# Lesetext
Wenn Sie jetzt eine beliebige Ressource zwangsmigrieren, schwenken die IP-Adresse, das DRBD-Filesystem und der Apache – und zwar in genau dieser Reihenfolge, denn dafür sorgen die Order-Constraints – auf den anderen Clusterknoten um:
# Debian/Ubuntu/openSUSE Leap
root@node1:~# crm_resource --resource Webserver --move --node node2; crm status
# CentOS
[root@node1 ~]# pcs resource move Webserver node2 ; pcs status
# Ausgabe:
[…]
Online: [ node1 node2 ]
Full list of resources:
myMIP (ocf::heartbeat:IPaddr2): Started node2
myMIP2 (ocf::heartbeat:IPaddr2): Started node2
Webserver (ocf::heartbeat:apache): Started node2
Master/Slave Set: WebDaten [WebDRBD]
Masters: [ node2 ]
Slaves: [ node1 ]
WWWMount (ocf::heartbeat:Filesystem): Started node2
Listing 19.62 Die Migration einer Ressource führt zur Migration aller abhängigen Ressourcen.
Jetzt ist es an der Zeit, auch dem Webserver mitzuteilen, dass er doch bitte die Webseiten von /srv/www-data ausliefern soll.
Damit der Apache die neue Konfiguration auch verwendet, müssen wir, da wir ja auf einem Cluster arbeiten, entweder die Ressource verschieben oder folgenden Befehl absetzen, damit die Ressource (also der Apache) neu gestartet wird:
# Debian/Ubuntu/openSUSE Leap
crm resource restart Webserver
# CentOS
pcs resource restart Webserver
Listing 19.63 Neuladen der Webserver-Konfiguration im Cluster
19.6.4 Fencing
Vielleicht ist Ihnen im Node-Menü der CRM-Shell der Punkt fence aufgefallen. Fencing ist ein Prozess, einen Knoten im Fehlerfall sicher aus dem Cluster herauszuseparieren. Stellen Sie sich folgende Situation vor:
-
Sie haben einen Datenbank-Cluster aus drei Knoten, die auf dem gleichen Datenbestand arbeiten.
-
Einer der Knoten antwortet nicht mehr. Der Cluster schwenkt auf die verbliebenen beiden Knoten um und arbeitet weiter.
-
Der ausgefallene Knoten hatte nur einen »Hänger«, arbeitet nach einigen Minuten aber weiter. Da er nicht mehr zum Cluster gehört, aber noch Zugriff auf den Datenbestand hat (Shared Filesystem!), wird er mit hoher Wahrscheinlichkeit beim nächsten schreibenden Zugriff die Datenbank in die Inkonsistenz und den Admin in den Wahnsinn treiben.

# Bereitgestellte Daten
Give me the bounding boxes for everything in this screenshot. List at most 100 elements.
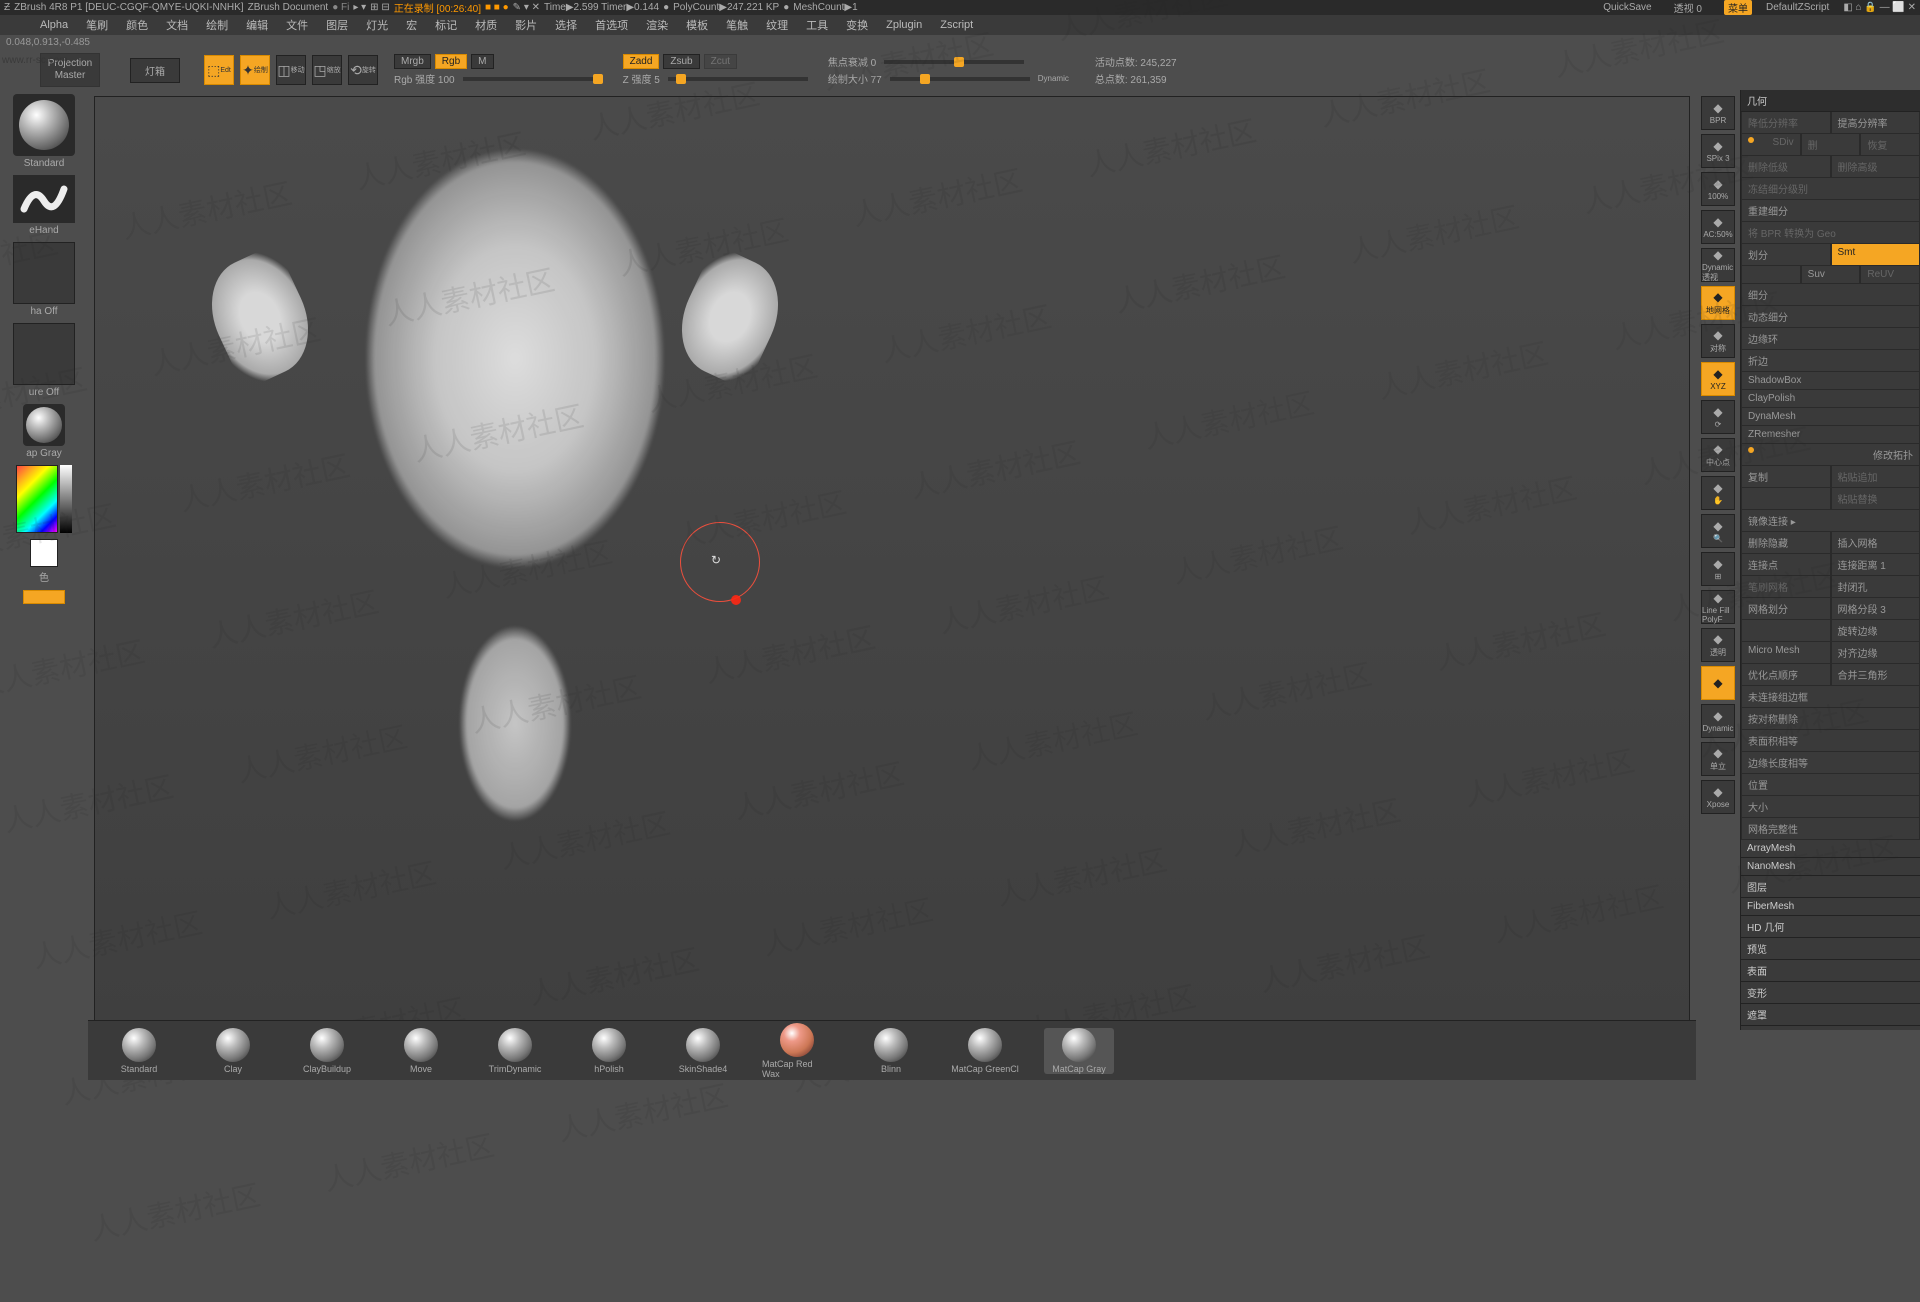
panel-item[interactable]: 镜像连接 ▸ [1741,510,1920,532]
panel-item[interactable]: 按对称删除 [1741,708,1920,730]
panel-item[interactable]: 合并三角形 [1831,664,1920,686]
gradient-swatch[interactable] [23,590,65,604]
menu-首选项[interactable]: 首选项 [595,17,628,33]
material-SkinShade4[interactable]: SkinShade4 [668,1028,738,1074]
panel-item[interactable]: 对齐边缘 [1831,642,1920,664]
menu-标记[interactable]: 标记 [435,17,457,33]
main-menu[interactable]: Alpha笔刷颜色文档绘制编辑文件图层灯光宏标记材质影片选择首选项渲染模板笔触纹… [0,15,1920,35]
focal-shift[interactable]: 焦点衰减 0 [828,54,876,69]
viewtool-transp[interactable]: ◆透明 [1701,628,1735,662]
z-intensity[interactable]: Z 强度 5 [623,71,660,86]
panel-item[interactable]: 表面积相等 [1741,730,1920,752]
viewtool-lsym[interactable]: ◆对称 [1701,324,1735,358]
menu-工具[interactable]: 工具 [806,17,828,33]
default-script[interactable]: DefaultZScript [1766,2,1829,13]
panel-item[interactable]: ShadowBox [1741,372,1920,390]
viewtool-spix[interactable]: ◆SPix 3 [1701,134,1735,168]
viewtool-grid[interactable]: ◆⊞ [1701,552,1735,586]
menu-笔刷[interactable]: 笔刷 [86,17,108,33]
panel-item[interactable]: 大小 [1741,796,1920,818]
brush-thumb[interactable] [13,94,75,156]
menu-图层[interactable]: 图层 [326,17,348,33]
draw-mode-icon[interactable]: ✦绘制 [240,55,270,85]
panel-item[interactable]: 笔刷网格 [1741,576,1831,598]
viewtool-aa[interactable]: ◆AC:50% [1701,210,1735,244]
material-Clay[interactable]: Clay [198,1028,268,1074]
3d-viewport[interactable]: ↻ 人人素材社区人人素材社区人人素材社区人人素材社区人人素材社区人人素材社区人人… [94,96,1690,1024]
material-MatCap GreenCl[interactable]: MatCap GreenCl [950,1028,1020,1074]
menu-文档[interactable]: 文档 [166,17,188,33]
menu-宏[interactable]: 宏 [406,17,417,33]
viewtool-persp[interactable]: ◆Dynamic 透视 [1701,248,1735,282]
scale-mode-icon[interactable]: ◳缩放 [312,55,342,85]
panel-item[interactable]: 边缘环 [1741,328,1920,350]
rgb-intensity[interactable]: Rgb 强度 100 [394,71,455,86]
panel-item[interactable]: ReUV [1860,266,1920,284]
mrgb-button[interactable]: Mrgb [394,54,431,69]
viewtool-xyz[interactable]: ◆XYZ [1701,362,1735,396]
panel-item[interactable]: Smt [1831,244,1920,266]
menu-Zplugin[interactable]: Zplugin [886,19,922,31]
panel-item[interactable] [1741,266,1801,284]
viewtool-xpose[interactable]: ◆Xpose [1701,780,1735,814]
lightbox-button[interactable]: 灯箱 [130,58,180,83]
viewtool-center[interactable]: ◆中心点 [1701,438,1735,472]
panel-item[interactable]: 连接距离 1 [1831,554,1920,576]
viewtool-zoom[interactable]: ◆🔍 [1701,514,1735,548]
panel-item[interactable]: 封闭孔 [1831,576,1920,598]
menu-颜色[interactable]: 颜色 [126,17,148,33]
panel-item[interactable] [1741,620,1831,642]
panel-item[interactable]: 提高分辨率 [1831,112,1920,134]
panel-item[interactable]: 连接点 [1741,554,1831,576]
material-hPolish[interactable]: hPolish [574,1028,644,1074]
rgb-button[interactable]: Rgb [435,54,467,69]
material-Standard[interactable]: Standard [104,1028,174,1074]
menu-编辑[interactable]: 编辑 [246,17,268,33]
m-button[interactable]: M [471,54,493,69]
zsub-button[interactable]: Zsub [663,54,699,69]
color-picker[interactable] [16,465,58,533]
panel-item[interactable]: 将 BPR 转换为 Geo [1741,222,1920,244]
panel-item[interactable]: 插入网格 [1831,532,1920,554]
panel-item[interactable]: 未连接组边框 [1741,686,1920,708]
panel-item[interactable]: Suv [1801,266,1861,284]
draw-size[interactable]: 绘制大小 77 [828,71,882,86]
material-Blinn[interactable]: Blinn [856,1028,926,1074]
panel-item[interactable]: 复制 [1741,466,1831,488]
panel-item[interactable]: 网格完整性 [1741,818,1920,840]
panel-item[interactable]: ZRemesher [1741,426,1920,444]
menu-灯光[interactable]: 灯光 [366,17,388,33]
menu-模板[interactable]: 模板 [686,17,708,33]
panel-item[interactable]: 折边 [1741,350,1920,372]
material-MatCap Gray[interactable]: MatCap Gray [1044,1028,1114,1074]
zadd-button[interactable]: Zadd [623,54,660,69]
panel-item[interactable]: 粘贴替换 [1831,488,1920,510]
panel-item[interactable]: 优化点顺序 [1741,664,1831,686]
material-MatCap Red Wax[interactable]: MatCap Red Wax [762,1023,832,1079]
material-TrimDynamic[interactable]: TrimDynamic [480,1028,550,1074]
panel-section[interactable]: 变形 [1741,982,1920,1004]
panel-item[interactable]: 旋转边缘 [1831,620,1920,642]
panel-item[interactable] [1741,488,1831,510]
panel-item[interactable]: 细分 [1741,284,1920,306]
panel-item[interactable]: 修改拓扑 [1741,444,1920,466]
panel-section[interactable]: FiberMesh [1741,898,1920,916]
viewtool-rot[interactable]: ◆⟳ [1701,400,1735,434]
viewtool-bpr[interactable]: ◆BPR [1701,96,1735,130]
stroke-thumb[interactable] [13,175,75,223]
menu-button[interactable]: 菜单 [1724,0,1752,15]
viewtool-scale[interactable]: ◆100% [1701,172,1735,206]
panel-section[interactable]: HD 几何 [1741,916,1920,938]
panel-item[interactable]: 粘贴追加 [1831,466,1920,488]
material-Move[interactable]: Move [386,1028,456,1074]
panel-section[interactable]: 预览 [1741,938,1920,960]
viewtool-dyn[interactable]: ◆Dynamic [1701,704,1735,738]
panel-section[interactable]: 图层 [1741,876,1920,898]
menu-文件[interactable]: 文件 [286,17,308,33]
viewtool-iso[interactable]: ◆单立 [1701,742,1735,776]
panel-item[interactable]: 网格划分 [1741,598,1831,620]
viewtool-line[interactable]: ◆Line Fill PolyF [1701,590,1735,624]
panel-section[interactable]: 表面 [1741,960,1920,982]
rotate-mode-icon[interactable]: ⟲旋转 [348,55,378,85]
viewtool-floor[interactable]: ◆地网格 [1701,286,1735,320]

--

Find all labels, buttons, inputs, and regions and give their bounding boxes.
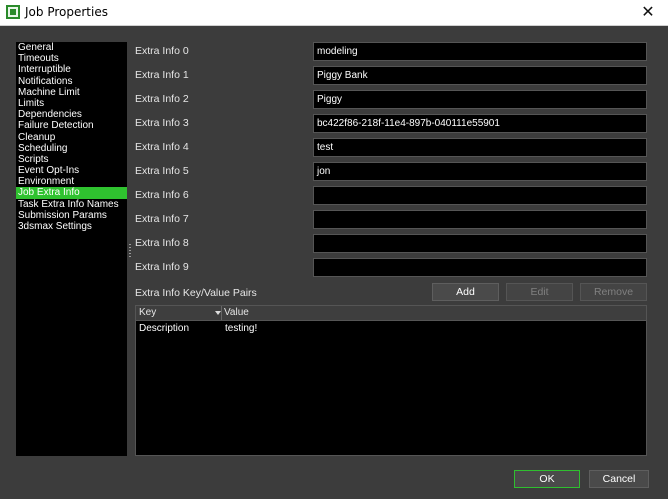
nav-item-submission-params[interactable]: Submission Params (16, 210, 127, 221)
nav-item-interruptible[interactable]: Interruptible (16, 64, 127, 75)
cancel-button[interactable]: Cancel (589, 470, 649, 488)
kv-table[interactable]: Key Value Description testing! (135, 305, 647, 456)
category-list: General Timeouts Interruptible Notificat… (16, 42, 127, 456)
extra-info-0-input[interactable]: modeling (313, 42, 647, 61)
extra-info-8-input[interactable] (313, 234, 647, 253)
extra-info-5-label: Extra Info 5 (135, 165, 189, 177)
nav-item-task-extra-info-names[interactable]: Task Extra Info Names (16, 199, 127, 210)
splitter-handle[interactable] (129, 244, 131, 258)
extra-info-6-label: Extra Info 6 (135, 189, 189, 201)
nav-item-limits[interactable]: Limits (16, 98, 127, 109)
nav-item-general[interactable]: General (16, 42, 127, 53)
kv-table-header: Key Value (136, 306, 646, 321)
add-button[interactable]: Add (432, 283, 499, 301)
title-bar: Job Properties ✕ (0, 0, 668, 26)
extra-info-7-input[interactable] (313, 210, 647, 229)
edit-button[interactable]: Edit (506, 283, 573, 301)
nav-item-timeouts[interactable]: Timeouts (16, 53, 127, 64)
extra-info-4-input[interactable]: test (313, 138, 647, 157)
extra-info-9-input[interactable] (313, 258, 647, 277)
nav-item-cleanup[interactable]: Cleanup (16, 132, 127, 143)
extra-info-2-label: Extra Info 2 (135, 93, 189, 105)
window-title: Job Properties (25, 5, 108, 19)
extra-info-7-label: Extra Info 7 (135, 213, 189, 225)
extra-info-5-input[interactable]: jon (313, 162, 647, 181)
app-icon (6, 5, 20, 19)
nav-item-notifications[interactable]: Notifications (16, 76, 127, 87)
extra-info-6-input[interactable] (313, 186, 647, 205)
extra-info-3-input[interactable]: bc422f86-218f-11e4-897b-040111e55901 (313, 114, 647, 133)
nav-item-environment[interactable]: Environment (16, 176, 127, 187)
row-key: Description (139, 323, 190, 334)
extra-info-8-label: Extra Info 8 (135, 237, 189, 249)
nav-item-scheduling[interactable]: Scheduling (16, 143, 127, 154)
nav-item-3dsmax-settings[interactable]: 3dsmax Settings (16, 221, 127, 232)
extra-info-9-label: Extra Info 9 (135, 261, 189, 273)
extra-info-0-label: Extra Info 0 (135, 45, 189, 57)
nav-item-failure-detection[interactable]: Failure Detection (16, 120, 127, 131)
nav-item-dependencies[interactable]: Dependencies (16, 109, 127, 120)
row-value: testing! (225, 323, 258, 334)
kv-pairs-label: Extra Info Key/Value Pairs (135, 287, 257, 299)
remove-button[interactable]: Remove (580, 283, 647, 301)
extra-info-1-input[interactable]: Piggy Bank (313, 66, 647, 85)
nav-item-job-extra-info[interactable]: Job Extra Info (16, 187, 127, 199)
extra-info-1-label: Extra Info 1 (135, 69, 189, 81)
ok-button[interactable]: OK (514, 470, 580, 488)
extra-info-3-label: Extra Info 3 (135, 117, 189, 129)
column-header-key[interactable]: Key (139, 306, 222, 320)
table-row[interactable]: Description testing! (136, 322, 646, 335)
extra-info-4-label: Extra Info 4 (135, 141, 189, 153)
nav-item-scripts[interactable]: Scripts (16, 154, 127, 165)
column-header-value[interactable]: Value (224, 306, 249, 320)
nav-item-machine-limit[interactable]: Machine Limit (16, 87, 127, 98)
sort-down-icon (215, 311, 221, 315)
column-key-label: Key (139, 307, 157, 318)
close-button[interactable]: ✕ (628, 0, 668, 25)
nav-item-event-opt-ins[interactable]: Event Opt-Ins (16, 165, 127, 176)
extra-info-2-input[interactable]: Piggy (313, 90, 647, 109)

...

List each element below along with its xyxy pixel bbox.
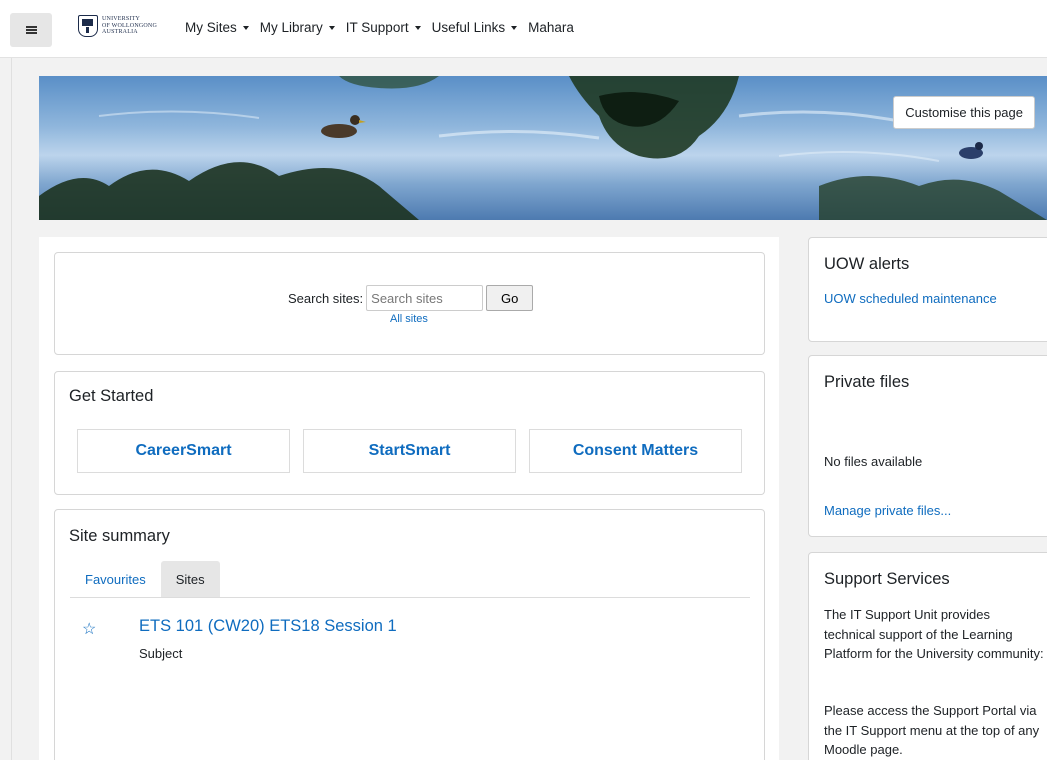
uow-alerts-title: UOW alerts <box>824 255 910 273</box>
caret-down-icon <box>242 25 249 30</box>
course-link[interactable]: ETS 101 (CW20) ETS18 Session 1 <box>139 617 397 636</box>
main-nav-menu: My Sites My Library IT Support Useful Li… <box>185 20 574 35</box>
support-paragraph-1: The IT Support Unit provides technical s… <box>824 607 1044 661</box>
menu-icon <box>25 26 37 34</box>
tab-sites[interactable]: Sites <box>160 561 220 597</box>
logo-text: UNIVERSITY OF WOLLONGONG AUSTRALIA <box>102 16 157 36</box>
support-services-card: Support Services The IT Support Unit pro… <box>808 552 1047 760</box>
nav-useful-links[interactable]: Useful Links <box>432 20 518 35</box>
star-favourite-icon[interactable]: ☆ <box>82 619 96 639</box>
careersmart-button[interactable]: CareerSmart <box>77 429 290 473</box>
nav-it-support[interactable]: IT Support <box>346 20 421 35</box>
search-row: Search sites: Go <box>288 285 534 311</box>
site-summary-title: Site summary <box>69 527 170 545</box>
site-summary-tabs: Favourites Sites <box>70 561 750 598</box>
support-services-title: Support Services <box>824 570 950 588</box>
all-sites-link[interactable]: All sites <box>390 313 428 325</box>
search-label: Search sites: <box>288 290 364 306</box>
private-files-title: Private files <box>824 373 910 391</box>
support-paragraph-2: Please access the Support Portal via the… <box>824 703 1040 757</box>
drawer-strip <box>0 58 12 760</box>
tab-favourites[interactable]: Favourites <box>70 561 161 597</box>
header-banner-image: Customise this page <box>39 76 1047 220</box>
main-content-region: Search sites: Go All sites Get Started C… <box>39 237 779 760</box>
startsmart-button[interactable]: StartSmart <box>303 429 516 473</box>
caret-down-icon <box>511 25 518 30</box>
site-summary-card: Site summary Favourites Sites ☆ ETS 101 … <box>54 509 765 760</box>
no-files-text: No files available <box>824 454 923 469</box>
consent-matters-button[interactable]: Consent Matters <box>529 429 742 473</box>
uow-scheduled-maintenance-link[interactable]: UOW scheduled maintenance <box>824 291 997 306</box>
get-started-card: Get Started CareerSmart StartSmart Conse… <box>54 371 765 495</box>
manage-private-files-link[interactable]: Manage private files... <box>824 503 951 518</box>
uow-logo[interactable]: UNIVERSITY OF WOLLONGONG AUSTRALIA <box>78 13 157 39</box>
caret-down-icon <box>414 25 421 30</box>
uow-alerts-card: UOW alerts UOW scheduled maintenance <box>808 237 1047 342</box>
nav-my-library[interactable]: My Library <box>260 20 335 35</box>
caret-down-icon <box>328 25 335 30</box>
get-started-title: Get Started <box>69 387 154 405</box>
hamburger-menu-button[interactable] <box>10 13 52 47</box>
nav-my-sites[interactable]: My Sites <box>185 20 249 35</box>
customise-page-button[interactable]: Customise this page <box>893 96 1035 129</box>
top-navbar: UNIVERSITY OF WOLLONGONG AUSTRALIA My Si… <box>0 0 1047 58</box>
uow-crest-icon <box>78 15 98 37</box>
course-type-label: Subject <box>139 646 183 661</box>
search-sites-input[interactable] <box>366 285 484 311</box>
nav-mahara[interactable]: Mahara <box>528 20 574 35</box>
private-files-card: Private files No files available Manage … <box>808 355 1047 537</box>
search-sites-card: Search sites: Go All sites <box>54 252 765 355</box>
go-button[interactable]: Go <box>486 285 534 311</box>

# Aufgaben
**1)** Nennen Sie alle Ressourcen, die in der Ausgabe im Lesetext mit dem Status »Started node2« aufgeführt sind.
**2)** Schreiben Sie den Abschnitt des Lesetextes von „Jetzt ist es“ bis einschließlich „gleichen Datenbestand arbeiten.“ wortgetreu ab.

# Lösungen
**1)** myMIP, myMIP2, Webserver, WWWMount

**2)**
Jetzt ist es an der Zeit, auch dem Webserver mitzuteilen, dass er doch bitte die Webseiten von /srv/www-data ausliefern soll.
Damit der Apache die neue Konfiguration auch verwendet, müssen wir, da wir ja auf einem Cluster arbeiten, entweder die Ressource verschieben oder folgenden Befehl absetzen, damit die Ressource (also der Apache) neu gestartet wird:
# Debian/Ubuntu/openSUSE Leap
crm resource restart Webserver
# CentOS
pcs resource restart Webserver
Listing 19.63 Neuladen der Webserver-Konfiguration im Cluster
19.6.4 Fencing
Vielleicht ist Ihnen im Node-Menü der CRM-Shell der Punkt fence aufgefallen. Fencing ist ein Prozess, einen Knoten im Fehlerfall sicher aus dem Cluster herauszuseparieren. Stellen Sie sich folgende Situation vor:
-
Sie haben einen Datenbank-Cluster aus drei Knoten, die auf dem gleichen Datenbestand arbeiten.